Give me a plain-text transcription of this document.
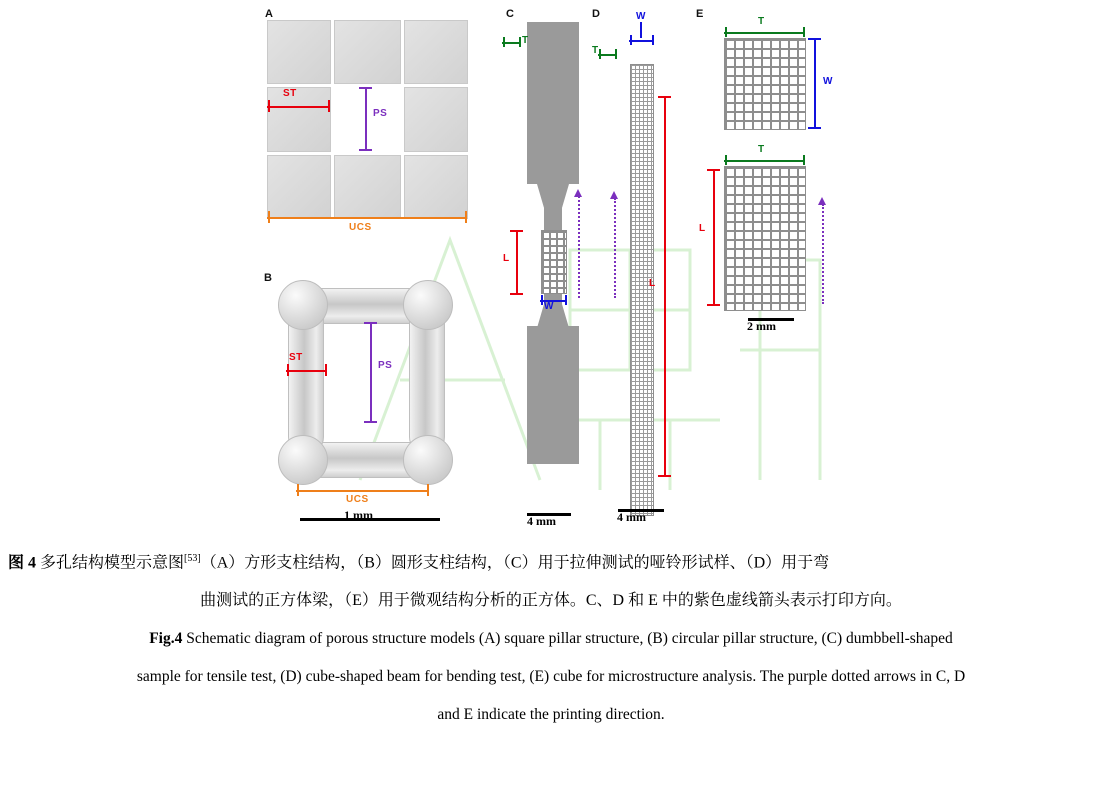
A
ST
PS
UCS
B
ST
PS
UCS
1 mm
C
T
L
W
4 mm
D	W
T
L
4 mm
E
T
W
T
L
2 mm
图 4 多孔结构模型示意图[53]（A）方形支柱结构，（B）圆形支柱结构，（C）用于拉伸测试的哑铃形试样、（D）用于弯
曲测试的正方体梁，（E）用于微观结构分析的正方体。C、D 和 E 中的紫色虚线箭头表示打印方向。
Fig.4 Schematic diagram of porous structure models (A) square pillar structure, (B) circular pillar structure, (C) dumbbell-shaped
sample for tensile test, (D) cube-shaped beam for bending test, (E) cube for microstructure analysis. The purple dotted arrows in C, D
and E indicate the printing direction.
____________________
Return all of the entries exactly as written, but drop any pictures they hold.

EXPECTED ANSWER:
Give me a plain-text transcription of this document.
A
ST
PS
UCS
B
ST
PS
UCS
1 mm
C
T
L
W
4 mm
D	W
T
L
4 mm
E
T
W
T
L
2 mm
图 4 多孔结构模型示意图[53]（A）方形支柱结构，（B）圆形支柱结构，（C）用于拉伸测试的哑铃形试样、（D）用于弯
曲测试的正方体梁，（E）用于微观结构分析的正方体。C、D 和 E 中的紫色虚线箭头表示打印方向。
Fig.4 Schematic diagram of porous structure models (A) square pillar structure, (B) circular pillar structure, (C) dumbbell-shaped
sample for tensile test, (D) cube-shaped beam for bending test, (E) cube for microstructure analysis. The purple dotted arrows in C, D
and E indicate the printing direction.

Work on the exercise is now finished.